*EXERCISE AIM*: Leave the pictures out and print every record below exactly as it stands.

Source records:
>> Begin

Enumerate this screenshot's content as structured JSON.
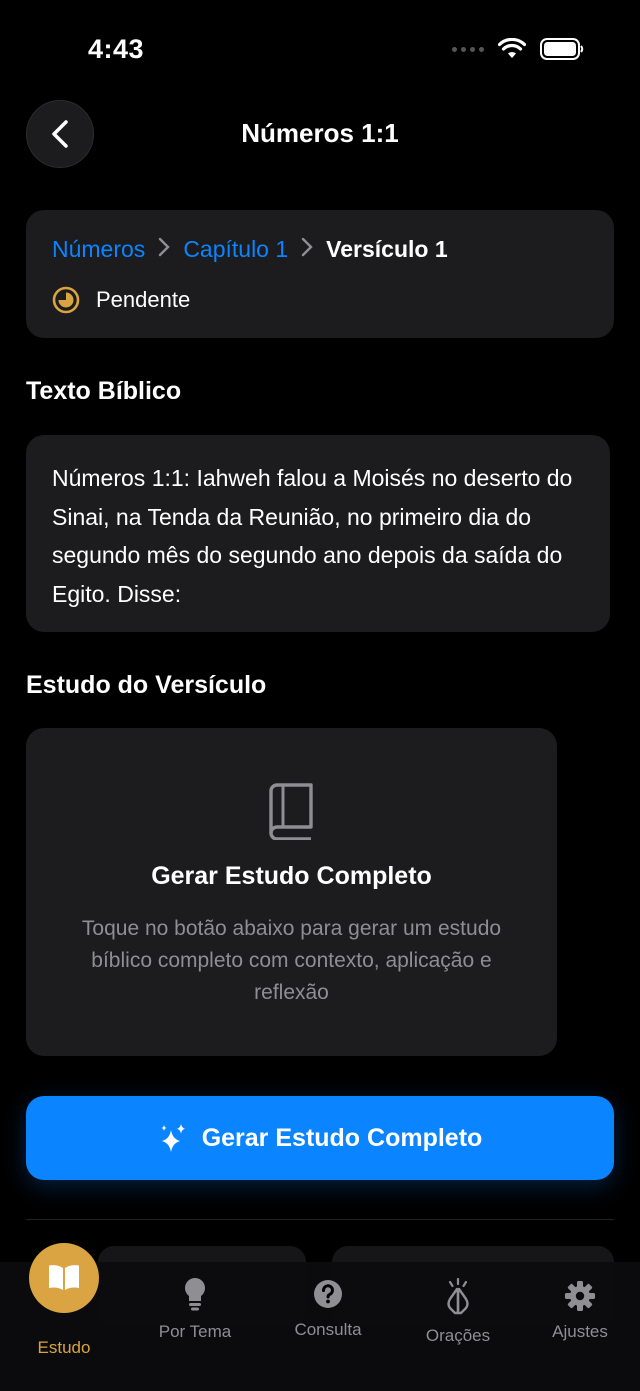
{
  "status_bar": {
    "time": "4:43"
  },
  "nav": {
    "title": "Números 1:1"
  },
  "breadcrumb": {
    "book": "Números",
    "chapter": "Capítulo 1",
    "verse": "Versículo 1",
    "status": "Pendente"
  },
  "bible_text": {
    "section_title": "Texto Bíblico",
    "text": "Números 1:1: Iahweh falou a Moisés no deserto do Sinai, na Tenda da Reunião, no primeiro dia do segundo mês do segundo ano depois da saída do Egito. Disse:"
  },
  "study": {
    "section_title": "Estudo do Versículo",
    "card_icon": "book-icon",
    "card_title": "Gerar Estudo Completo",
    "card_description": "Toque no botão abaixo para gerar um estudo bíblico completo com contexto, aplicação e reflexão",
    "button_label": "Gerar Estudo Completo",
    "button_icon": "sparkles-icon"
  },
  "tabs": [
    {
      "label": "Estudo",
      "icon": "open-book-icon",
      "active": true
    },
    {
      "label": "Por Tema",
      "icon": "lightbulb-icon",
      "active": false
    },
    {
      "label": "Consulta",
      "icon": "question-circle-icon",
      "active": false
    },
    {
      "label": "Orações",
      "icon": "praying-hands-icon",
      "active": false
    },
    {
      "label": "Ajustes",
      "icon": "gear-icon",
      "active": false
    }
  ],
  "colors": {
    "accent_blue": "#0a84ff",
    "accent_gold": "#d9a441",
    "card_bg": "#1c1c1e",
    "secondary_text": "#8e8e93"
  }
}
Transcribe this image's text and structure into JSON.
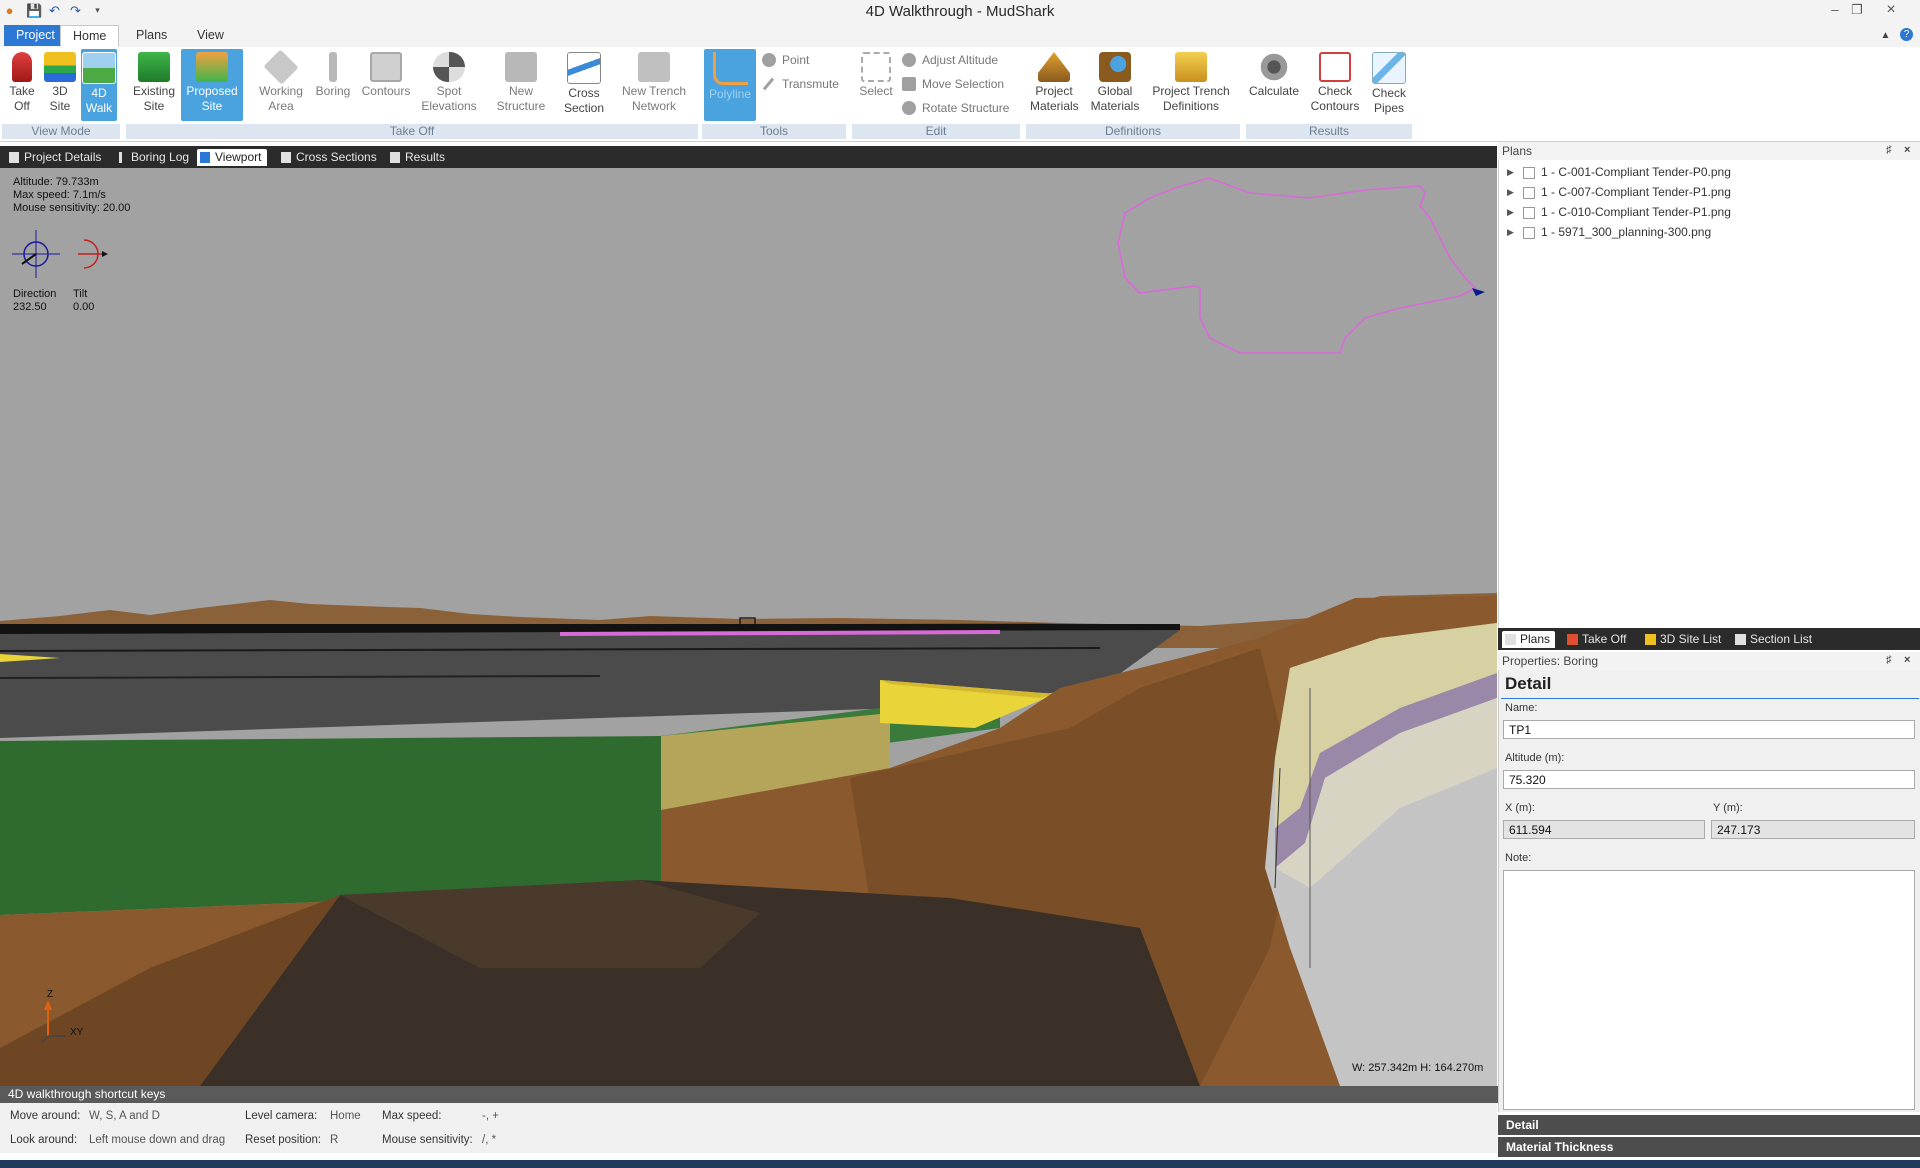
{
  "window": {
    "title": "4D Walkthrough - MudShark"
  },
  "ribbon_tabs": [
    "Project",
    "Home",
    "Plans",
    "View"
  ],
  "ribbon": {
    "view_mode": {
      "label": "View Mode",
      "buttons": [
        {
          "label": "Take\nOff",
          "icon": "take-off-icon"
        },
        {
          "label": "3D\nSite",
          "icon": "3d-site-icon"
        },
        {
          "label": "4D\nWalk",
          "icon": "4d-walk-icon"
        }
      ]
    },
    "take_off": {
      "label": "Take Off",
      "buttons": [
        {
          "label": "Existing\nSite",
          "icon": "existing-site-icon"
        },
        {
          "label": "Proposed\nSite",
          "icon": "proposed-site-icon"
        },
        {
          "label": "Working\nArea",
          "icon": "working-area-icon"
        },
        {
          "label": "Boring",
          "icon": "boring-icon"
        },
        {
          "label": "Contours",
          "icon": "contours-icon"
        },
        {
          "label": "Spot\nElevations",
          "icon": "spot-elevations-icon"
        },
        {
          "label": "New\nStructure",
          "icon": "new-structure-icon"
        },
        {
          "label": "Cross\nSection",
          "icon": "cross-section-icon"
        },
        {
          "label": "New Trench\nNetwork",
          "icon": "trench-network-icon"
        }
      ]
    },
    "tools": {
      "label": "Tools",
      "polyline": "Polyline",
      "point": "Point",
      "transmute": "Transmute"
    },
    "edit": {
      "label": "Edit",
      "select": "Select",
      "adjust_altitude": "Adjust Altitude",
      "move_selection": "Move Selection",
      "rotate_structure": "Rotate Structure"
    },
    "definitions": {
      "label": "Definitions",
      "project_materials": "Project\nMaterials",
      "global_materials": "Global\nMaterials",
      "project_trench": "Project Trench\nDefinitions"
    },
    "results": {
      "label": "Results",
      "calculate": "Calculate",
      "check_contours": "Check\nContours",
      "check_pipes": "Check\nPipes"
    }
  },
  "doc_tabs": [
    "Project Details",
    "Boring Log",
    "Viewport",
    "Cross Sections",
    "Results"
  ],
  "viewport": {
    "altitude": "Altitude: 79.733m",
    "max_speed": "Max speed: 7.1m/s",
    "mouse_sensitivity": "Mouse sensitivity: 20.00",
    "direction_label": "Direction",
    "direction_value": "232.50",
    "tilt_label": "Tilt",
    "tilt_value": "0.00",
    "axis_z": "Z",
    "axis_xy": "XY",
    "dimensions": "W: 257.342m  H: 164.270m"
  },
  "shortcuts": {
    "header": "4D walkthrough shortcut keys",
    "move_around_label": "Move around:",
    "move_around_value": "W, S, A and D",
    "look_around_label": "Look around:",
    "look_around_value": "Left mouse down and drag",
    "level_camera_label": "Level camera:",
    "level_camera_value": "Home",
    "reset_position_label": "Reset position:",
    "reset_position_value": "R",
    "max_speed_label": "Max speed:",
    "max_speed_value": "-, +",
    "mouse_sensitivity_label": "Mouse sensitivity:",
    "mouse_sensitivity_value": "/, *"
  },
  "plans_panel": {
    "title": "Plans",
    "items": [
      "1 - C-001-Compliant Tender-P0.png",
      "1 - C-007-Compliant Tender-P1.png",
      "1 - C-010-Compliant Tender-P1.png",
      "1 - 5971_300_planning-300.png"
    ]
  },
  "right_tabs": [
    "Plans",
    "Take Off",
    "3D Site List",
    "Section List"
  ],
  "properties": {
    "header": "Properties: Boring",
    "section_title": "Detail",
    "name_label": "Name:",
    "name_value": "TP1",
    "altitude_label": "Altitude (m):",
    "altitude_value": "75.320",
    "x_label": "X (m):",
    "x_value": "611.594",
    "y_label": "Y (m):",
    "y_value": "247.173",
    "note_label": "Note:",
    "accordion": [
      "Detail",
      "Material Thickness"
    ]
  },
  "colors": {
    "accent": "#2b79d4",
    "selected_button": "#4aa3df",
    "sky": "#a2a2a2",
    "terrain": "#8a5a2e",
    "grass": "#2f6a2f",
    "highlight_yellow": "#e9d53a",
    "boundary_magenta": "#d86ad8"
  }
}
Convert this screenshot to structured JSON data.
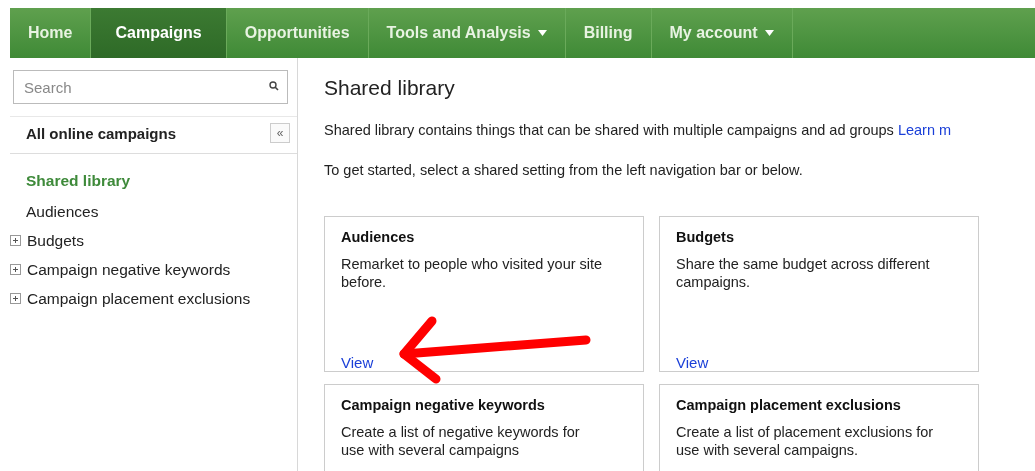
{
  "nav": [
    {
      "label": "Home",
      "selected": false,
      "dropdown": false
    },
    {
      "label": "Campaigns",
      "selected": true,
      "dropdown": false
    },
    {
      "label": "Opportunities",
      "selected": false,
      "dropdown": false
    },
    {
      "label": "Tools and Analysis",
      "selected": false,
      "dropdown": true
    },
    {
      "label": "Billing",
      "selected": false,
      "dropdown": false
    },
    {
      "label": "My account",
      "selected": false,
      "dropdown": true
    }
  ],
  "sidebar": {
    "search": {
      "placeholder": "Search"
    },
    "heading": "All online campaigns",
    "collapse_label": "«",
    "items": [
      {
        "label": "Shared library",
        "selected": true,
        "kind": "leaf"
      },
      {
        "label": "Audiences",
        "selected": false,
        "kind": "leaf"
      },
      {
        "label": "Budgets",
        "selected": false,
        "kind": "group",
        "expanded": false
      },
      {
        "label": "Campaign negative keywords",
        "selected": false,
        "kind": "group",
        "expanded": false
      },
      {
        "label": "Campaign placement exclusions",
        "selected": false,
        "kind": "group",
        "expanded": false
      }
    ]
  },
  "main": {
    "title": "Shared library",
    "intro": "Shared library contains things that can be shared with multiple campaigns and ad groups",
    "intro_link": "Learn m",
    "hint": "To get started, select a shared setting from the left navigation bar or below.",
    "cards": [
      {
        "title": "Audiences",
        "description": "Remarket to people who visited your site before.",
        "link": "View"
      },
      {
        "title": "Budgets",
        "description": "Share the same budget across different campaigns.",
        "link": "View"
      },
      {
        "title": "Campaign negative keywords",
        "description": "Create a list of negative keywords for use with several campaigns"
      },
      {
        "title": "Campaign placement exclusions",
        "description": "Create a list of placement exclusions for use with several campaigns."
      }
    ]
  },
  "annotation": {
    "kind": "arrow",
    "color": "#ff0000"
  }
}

>> End

*SOLVED EXERCISE*:
Enumerate this screenshot's content as structured JSON.
{
  "status_bar": {
    "time": "4:43"
  },
  "nav": {
    "title": "Números 1:1"
  },
  "breadcrumb": {
    "book": "Números",
    "chapter": "Capítulo 1",
    "verse": "Versículo 1",
    "status": "Pendente"
  },
  "bible_text": {
    "section_title": "Texto Bíblico",
    "text": "Números 1:1: Iahweh falou a Moisés no deserto do Sinai, na Tenda da Reunião, no primeiro dia do segundo mês do segundo ano depois da saída do Egito. Disse:"
  },
  "study": {
    "section_title": "Estudo do Versículo",
    "card_icon": "book-icon",
    "card_title": "Gerar Estudo Completo",
    "card_description": "Toque no botão abaixo para gerar um estudo bíblico completo com contexto, aplicação e reflexão",
    "button_label": "Gerar Estudo Completo",
    "button_icon": "sparkles-icon"
  },
  "tabs": [
    {
      "label": "Estudo",
      "icon": "open-book-icon",
      "active": true
    },
    {
      "label": "Por Tema",
      "icon": "lightbulb-icon",
      "active": false
    },
    {
      "label": "Consulta",
      "icon": "question-circle-icon",
      "active": false
    },
    {
      "label": "Orações",
      "icon": "praying-hands-icon",
      "active": false
    },
    {
      "label": "Ajustes",
      "icon": "gear-icon",
      "active": false
    }
  ],
  "colors": {
    "accent_blue": "#0a84ff",
    "accent_gold": "#d9a441",
    "card_bg": "#1c1c1e",
    "secondary_text": "#8e8e93"
  }
}
Transcribe this image's text and structure into JSON.
{
  "window": {
    "title": "4D Walkthrough - MudShark"
  },
  "ribbon_tabs": [
    "Project",
    "Home",
    "Plans",
    "View"
  ],
  "ribbon": {
    "view_mode": {
      "label": "View Mode",
      "buttons": [
        {
          "label": "Take\nOff",
          "icon": "take-off-icon"
        },
        {
          "label": "3D\nSite",
          "icon": "3d-site-icon"
        },
        {
          "label": "4D\nWalk",
          "icon": "4d-walk-icon"
        }
      ]
    },
    "take_off": {
      "label": "Take Off",
      "buttons": [
        {
          "label": "Existing\nSite",
          "icon": "existing-site-icon"
        },
        {
          "label": "Proposed\nSite",
          "icon": "proposed-site-icon"
        },
        {
          "label": "Working\nArea",
          "icon": "working-area-icon"
        },
        {
          "label": "Boring",
          "icon": "boring-icon"
        },
        {
          "label": "Contours",
          "icon": "contours-icon"
        },
        {
          "label": "Spot\nElevations",
          "icon": "spot-elevations-icon"
        },
        {
          "label": "New\nStructure",
          "icon": "new-structure-icon"
        },
        {
          "label": "Cross\nSection",
          "icon": "cross-section-icon"
        },
        {
          "label": "New Trench\nNetwork",
          "icon": "trench-network-icon"
        }
      ]
    },
    "tools": {
      "label": "Tools",
      "polyline": "Polyline",
      "point": "Point",
      "transmute": "Transmute"
    },
    "edit": {
      "label": "Edit",
      "select": "Select",
      "adjust_altitude": "Adjust Altitude",
      "move_selection": "Move Selection",
      "rotate_structure": "Rotate Structure"
    },
    "definitions": {
      "label": "Definitions",
      "project_materials": "Project\nMaterials",
      "global_materials": "Global\nMaterials",
      "project_trench": "Project Trench\nDefinitions"
    },
    "results": {
      "label": "Results",
      "calculate": "Calculate",
      "check_contours": "Check\nContours",
      "check_pipes": "Check\nPipes"
    }
  },
  "doc_tabs": [
    "Project Details",
    "Boring Log",
    "Viewport",
    "Cross Sections",
    "Results"
  ],
  "viewport": {
    "altitude": "Altitude: 79.733m",
    "max_speed": "Max speed: 7.1m/s",
    "mouse_sensitivity": "Mouse sensitivity: 20.00",
    "direction_label": "Direction",
    "direction_value": "232.50",
    "tilt_label": "Tilt",
    "tilt_value": "0.00",
    "axis_z": "Z",
    "axis_xy": "XY",
    "dimensions": "W: 257.342m  H: 164.270m"
  },
  "shortcuts": {
    "header": "4D walkthrough shortcut keys",
    "move_around_label": "Move around:",
    "move_around_value": "W, S, A and D",
    "look_around_label": "Look around:",
    "look_around_value": "Left mouse down and drag",
    "level_camera_label": "Level camera:",
    "level_camera_value": "Home",
    "reset_position_label": "Reset position:",
    "reset_position_value": "R",
    "max_speed_label": "Max speed:",
    "max_speed_value": "-, +",
    "mouse_sensitivity_label": "Mouse sensitivity:",
    "mouse_sensitivity_value": "/, *"
  },
  "plans_panel": {
    "title": "Plans",
    "items": [
      "1 - C-001-Compliant Tender-P0.png",
      "1 - C-007-Compliant Tender-P1.png",
      "1 - C-010-Compliant Tender-P1.png",
      "1 - 5971_300_planning-300.png"
    ]
  },
  "right_tabs": [
    "Plans",
    "Take Off",
    "3D Site List",
    "Section List"
  ],
  "properties": {
    "header": "Properties: Boring",
    "section_title": "Detail",
    "name_label": "Name:",
    "name_value": "TP1",
    "altitude_label": "Altitude (m):",
    "altitude_value": "75.320",
    "x_label": "X (m):",
    "x_value": "611.594",
    "y_label": "Y (m):",
    "y_value": "247.173",
    "note_label": "Note:",
    "accordion": [
      "Detail",
      "Material Thickness"
    ]
  },
  "colors": {
    "accent": "#2b79d4",
    "selected_button": "#4aa3df",
    "sky": "#a2a2a2",
    "terrain": "#8a5a2e",
    "grass": "#2f6a2f",
    "highlight_yellow": "#e9d53a",
    "boundary_magenta": "#d86ad8"
  }
}
Convert this screenshot to structured JSON data.
{
  "nav": [
    {
      "label": "Home",
      "selected": false,
      "dropdown": false
    },
    {
      "label": "Campaigns",
      "selected": true,
      "dropdown": false
    },
    {
      "label": "Opportunities",
      "selected": false,
      "dropdown": false
    },
    {
      "label": "Tools and Analysis",
      "selected": false,
      "dropdown": true
    },
    {
      "label": "Billing",
      "selected": false,
      "dropdown": false
    },
    {
      "label": "My account",
      "selected": false,
      "dropdown": true
    }
  ],
  "sidebar": {
    "search": {
      "placeholder": "Search"
    },
    "heading": "All online campaigns",
    "collapse_label": "«",
    "items": [
      {
        "label": "Shared library",
        "selected": true,
        "kind": "leaf"
      },
      {
        "label": "Audiences",
        "selected": false,
        "kind": "leaf"
      },
      {
        "label": "Budgets",
        "selected": false,
        "kind": "group",
        "expanded": false
      },
      {
        "label": "Campaign negative keywords",
        "selected": false,
        "kind": "group",
        "expanded": false
      },
      {
        "label": "Campaign placement exclusions",
        "selected": false,
        "kind": "group",
        "expanded": false
      }
    ]
  },
  "main": {
    "title": "Shared library",
    "intro": "Shared library contains things that can be shared with multiple campaigns and ad groups",
    "intro_link": "Learn m",
    "hint": "To get started, select a shared setting from the left navigation bar or below.",
    "cards": [
      {
        "title": "Audiences",
        "description": "Remarket to people who visited your site before.",
        "link": "View"
      },
      {
        "title": "Budgets",
        "description": "Share the same budget across different campaigns.",
        "link": "View"
      },
      {
        "title": "Campaign negative keywords",
        "description": "Create a list of negative keywords for use with several campaigns"
      },
      {
        "title": "Campaign placement exclusions",
        "description": "Create a list of placement exclusions for use with several campaigns."
      }
    ]
  },
  "annotation": {
    "kind": "arrow",
    "color": "#ff0000"
  }
}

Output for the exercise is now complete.